Task directions: Go through the listing and return every line with "description" in it.

Raw records:
....................

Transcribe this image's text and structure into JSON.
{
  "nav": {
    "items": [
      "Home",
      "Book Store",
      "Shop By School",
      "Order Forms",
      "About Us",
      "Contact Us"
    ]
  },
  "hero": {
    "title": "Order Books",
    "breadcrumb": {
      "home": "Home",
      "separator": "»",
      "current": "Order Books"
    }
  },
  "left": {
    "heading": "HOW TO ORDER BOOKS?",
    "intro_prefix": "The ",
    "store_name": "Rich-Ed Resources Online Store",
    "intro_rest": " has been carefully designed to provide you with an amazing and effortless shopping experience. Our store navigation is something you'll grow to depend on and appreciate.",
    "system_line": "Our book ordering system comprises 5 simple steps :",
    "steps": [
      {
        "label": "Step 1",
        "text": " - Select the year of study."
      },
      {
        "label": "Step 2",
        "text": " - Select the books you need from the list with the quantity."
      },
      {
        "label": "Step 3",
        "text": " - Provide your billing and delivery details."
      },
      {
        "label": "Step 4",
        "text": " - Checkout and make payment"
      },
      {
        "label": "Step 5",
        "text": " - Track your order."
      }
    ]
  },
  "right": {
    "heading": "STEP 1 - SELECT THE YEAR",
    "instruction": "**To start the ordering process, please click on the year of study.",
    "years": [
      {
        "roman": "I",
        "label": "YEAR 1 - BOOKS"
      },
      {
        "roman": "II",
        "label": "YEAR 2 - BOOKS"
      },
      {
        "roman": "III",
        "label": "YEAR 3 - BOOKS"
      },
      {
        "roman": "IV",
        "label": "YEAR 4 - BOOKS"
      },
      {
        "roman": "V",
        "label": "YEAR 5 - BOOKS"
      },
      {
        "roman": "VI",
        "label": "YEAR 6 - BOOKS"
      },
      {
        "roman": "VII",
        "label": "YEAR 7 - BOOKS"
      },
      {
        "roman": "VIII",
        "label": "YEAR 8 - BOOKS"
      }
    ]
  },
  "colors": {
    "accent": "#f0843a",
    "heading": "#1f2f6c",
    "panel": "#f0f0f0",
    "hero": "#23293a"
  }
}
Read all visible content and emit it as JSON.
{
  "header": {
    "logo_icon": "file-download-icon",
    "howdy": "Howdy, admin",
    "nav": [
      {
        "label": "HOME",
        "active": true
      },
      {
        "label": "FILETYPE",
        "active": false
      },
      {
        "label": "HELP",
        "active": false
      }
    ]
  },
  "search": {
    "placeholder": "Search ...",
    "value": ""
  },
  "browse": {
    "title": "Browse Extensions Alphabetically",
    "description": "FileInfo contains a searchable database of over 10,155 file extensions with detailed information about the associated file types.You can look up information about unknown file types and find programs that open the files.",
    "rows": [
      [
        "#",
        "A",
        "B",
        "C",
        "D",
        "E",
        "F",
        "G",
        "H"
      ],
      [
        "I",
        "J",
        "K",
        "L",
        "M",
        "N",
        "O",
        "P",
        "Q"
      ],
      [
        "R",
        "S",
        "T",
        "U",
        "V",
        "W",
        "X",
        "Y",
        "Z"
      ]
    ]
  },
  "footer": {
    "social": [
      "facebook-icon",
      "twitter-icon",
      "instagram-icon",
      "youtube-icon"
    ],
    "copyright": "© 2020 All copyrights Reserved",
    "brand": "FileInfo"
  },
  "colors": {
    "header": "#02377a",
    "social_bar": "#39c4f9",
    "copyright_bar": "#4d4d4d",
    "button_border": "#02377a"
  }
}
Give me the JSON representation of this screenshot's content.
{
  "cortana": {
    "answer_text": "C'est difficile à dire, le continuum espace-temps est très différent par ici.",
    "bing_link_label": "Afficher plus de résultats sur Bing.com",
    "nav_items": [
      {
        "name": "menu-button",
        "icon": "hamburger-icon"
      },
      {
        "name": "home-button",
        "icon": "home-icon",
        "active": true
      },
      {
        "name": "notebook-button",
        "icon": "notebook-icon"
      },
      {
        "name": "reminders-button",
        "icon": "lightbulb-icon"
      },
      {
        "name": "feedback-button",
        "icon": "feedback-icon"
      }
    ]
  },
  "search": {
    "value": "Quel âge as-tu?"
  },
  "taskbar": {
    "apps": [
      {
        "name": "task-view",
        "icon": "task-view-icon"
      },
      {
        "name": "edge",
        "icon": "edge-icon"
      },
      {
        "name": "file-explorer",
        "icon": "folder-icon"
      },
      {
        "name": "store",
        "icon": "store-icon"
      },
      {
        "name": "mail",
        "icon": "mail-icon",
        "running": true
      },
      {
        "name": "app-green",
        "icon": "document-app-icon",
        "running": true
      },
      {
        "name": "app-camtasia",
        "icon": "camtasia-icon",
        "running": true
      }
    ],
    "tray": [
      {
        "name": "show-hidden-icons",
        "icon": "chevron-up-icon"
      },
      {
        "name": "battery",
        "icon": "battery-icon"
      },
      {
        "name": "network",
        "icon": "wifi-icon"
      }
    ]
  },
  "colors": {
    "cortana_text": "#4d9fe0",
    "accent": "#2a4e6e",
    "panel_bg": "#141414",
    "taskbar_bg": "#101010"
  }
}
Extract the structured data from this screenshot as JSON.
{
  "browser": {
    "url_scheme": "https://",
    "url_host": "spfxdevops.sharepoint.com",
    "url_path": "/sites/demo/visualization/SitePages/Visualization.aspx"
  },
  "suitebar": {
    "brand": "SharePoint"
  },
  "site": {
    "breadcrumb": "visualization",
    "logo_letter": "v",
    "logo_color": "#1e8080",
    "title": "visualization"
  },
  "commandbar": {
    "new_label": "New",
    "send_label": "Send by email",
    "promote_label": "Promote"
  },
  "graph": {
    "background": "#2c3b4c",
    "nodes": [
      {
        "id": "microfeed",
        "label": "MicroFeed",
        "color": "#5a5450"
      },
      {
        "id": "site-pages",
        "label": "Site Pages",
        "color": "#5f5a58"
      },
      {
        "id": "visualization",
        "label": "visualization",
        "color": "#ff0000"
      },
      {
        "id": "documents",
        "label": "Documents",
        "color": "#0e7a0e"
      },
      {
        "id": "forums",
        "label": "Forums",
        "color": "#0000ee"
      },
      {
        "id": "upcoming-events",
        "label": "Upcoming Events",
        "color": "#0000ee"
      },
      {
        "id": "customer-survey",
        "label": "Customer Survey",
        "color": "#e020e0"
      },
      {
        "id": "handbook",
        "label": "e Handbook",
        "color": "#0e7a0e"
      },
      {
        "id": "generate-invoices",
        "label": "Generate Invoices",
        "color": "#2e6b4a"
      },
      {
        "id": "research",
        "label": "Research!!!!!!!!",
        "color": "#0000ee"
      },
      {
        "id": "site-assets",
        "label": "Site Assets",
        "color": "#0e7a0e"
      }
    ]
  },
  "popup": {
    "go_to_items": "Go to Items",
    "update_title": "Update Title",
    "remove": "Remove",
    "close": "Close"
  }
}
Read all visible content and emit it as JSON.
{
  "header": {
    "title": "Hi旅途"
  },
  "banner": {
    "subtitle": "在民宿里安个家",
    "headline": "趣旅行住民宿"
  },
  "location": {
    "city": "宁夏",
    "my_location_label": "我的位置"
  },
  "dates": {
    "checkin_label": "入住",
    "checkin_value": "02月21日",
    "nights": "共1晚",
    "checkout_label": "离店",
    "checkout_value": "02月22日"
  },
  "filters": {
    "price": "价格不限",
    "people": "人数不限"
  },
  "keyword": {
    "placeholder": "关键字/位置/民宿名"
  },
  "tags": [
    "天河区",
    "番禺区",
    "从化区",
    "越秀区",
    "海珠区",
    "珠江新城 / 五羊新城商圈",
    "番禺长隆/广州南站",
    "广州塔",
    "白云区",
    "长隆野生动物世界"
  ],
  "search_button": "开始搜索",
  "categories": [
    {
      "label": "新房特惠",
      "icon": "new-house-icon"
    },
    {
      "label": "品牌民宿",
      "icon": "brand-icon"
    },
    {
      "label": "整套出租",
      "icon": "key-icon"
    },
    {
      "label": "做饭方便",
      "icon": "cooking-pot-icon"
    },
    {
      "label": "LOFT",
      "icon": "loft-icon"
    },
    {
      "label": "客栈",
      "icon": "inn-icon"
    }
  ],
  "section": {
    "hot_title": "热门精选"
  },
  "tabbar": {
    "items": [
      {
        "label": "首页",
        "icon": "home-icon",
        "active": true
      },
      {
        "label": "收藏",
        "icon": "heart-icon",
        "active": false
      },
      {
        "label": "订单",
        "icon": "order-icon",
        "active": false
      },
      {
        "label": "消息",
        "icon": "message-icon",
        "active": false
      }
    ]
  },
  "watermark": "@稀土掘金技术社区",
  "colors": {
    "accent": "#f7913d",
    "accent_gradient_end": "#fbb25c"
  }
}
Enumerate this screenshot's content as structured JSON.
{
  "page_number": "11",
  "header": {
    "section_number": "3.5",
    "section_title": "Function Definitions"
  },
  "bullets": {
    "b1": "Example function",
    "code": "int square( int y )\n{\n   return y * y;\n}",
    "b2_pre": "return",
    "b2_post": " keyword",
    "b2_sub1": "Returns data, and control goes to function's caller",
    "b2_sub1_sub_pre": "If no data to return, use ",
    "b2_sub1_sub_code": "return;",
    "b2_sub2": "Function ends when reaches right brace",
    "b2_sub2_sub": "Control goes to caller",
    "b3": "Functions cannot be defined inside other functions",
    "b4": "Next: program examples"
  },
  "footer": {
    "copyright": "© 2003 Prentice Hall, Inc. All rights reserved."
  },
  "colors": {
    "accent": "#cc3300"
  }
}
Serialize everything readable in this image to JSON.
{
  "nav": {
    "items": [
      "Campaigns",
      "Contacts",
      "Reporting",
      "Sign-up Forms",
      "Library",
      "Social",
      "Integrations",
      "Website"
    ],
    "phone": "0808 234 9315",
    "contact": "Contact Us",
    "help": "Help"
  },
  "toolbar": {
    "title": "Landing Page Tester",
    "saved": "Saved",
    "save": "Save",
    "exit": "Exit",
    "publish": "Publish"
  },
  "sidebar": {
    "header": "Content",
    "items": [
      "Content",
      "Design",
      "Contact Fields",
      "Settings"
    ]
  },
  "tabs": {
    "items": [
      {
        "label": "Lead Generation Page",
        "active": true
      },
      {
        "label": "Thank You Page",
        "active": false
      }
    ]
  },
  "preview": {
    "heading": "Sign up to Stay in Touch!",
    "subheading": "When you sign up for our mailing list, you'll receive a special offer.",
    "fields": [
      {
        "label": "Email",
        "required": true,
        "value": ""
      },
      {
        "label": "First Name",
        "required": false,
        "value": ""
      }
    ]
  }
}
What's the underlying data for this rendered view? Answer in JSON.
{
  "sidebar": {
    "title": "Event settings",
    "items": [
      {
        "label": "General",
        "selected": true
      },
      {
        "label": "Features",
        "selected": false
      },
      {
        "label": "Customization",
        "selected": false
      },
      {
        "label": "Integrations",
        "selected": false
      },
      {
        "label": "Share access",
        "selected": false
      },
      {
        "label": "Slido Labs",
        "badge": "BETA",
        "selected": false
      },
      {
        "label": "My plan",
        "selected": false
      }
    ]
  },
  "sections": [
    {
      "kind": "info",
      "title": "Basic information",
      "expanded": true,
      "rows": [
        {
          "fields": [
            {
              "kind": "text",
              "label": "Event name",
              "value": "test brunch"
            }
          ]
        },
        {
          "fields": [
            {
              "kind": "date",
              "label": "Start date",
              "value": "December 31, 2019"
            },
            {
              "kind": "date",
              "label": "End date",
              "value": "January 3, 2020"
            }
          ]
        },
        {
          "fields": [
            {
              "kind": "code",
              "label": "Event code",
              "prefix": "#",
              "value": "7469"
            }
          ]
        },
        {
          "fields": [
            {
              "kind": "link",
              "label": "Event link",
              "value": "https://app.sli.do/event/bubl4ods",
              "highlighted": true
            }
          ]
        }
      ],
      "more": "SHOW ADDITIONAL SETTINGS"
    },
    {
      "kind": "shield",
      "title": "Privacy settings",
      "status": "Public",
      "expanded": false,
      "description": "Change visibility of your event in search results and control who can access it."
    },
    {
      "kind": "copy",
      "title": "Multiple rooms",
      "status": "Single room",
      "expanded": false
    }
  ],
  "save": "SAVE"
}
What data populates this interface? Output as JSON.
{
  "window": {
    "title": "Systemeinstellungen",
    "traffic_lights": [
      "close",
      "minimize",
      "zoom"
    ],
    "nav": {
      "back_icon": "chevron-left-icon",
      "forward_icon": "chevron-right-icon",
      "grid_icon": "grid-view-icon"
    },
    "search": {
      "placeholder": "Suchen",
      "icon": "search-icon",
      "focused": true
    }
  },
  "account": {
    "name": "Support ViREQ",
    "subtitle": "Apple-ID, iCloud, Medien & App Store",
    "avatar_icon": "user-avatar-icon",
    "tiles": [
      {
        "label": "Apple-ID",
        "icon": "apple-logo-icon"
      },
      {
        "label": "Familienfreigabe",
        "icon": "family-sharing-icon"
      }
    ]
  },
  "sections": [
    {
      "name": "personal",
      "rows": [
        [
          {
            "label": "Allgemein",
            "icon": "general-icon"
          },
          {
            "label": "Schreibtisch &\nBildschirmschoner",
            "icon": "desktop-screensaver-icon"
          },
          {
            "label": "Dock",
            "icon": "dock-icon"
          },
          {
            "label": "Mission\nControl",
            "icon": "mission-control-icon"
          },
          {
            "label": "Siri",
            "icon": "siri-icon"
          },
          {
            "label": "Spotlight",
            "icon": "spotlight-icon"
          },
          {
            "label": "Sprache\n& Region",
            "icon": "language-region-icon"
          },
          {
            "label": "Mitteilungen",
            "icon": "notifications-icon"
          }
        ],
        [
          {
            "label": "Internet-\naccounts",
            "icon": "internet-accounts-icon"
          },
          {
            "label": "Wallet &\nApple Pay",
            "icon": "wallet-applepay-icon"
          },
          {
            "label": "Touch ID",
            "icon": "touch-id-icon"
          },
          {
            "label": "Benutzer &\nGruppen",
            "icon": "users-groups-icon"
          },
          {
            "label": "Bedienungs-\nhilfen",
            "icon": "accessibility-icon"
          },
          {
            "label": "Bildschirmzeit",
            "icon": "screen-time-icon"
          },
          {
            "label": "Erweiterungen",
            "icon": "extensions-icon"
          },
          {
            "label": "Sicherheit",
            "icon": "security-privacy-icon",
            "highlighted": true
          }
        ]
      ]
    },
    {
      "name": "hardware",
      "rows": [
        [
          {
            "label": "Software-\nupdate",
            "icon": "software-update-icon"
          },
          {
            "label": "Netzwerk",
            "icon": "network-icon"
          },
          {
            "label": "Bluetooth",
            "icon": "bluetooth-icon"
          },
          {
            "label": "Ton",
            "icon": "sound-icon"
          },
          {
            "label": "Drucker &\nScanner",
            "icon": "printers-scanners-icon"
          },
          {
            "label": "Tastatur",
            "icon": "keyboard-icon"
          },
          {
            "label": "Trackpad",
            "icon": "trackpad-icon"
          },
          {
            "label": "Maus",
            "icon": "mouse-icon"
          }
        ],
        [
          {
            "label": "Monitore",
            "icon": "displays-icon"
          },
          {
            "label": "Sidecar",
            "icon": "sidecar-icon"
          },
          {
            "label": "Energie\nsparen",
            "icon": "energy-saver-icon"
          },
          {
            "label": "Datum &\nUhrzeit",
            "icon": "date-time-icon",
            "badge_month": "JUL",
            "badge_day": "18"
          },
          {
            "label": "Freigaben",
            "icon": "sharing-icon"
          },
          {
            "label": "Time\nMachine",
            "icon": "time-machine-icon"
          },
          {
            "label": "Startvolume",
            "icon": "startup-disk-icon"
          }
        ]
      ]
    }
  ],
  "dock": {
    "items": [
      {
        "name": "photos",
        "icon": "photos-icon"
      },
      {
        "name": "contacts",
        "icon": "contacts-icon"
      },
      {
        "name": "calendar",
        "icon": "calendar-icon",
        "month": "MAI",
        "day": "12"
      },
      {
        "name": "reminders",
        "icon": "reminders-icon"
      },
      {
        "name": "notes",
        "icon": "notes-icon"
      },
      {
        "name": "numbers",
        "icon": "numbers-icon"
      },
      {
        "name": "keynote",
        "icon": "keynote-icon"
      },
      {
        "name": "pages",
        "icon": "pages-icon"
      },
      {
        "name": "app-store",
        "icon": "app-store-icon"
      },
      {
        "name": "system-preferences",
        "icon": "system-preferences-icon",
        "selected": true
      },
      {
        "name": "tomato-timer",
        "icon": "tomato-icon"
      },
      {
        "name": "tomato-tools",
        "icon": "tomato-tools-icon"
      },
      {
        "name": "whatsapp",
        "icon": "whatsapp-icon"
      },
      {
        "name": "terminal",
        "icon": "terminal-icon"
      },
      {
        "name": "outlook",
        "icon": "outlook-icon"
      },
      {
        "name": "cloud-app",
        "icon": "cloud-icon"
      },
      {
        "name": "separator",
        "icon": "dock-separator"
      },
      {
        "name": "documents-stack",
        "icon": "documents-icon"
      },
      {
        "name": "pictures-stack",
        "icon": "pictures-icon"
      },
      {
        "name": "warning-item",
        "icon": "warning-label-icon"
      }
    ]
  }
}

....................

Task solution:
    "description": "FileInfo contains a searchable database of over 10,155 file extensions with detailed information about the associated file types.You can look up information about unknown file types and find programs that open the files.",
      "description": "Change visibility of your event in search results and control who can access it."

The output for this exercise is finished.